● **STATED TASK**: Your task is to give the number of lines in the listing that include "市場序列", and nothing else.

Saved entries
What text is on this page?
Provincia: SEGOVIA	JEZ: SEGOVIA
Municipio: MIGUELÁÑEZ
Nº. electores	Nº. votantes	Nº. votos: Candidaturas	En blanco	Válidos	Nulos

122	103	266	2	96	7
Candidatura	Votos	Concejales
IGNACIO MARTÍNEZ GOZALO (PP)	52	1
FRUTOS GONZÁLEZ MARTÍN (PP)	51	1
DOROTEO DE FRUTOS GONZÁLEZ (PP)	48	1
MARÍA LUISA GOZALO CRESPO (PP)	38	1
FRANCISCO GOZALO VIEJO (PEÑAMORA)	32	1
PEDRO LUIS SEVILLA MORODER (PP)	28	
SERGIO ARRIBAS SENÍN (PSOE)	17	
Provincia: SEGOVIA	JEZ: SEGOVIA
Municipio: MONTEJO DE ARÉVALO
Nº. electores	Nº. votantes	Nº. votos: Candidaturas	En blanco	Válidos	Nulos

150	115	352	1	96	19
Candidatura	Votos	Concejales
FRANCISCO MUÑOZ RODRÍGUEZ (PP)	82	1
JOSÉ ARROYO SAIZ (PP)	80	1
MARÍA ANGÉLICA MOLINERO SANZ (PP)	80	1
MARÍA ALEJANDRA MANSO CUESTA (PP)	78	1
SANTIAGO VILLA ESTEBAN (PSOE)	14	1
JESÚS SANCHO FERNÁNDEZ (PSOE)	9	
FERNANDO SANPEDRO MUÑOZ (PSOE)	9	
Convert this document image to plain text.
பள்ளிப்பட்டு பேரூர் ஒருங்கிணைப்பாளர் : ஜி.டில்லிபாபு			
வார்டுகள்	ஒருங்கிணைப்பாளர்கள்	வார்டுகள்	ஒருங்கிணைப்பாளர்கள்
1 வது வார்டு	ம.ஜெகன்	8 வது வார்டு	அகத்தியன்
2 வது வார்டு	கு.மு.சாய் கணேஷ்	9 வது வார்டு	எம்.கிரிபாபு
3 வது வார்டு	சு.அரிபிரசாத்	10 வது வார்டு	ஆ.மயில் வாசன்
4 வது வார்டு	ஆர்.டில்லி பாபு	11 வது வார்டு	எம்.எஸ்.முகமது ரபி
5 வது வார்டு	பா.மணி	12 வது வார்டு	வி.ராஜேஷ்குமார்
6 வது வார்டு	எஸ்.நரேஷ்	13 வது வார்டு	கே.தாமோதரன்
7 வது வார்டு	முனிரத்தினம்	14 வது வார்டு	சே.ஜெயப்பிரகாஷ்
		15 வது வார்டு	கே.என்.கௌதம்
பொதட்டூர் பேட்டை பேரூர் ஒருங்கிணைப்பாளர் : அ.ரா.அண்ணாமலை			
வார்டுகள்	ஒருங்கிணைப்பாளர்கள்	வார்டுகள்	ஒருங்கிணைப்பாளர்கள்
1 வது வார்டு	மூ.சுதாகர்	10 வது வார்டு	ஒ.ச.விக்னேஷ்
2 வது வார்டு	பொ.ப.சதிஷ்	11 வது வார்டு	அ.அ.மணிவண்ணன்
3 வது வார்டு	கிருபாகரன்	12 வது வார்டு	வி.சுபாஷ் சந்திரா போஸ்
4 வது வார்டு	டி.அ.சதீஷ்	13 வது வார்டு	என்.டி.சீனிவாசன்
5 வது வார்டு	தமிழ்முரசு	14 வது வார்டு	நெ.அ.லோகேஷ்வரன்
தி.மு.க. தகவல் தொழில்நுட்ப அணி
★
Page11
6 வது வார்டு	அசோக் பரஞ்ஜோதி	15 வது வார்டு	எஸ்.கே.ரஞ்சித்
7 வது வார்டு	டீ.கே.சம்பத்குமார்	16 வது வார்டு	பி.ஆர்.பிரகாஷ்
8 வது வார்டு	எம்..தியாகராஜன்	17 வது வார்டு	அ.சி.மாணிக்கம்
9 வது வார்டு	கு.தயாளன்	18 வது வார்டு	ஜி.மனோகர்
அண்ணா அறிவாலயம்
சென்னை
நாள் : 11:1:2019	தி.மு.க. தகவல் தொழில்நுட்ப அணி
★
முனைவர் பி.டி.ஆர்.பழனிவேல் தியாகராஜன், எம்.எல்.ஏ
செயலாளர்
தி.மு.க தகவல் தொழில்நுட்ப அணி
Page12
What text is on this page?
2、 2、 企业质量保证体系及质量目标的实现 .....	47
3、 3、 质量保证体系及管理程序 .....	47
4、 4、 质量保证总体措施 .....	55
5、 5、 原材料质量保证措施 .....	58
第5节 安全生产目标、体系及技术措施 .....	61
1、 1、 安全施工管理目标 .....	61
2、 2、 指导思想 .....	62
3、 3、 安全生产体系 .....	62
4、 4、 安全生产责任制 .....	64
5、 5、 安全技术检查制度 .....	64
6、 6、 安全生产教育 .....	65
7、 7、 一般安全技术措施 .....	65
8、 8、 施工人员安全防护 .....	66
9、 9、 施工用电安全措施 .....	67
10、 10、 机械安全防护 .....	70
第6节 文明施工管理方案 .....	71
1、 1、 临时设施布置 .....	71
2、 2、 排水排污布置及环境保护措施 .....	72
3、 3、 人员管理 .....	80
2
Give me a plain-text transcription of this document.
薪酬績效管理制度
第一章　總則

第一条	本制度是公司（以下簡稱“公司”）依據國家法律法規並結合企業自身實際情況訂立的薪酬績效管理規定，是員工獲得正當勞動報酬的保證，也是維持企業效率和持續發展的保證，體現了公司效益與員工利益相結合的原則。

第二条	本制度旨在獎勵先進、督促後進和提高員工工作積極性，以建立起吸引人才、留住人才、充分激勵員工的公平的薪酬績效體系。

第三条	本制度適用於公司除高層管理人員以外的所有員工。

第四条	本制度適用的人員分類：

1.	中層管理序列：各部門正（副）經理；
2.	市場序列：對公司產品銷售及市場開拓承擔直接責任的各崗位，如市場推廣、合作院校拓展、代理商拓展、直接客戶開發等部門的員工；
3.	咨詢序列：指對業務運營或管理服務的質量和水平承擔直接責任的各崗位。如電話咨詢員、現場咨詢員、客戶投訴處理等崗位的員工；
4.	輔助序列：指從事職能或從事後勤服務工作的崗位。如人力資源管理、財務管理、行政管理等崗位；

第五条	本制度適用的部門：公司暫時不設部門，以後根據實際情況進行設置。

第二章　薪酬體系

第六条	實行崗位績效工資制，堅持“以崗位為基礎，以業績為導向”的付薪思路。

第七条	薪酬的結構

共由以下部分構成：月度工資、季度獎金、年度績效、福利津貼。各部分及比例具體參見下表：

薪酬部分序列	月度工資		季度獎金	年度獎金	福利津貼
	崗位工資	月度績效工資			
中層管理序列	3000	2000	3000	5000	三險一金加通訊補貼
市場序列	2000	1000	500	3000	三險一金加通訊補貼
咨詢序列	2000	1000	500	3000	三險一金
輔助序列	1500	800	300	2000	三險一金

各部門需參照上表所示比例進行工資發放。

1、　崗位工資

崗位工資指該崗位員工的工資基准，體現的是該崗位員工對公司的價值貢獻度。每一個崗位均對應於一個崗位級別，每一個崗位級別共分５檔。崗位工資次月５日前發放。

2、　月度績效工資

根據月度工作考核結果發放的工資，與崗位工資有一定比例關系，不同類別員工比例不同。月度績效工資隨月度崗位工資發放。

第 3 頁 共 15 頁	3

● **ANSWER FOR THIS EXERCISE**: 2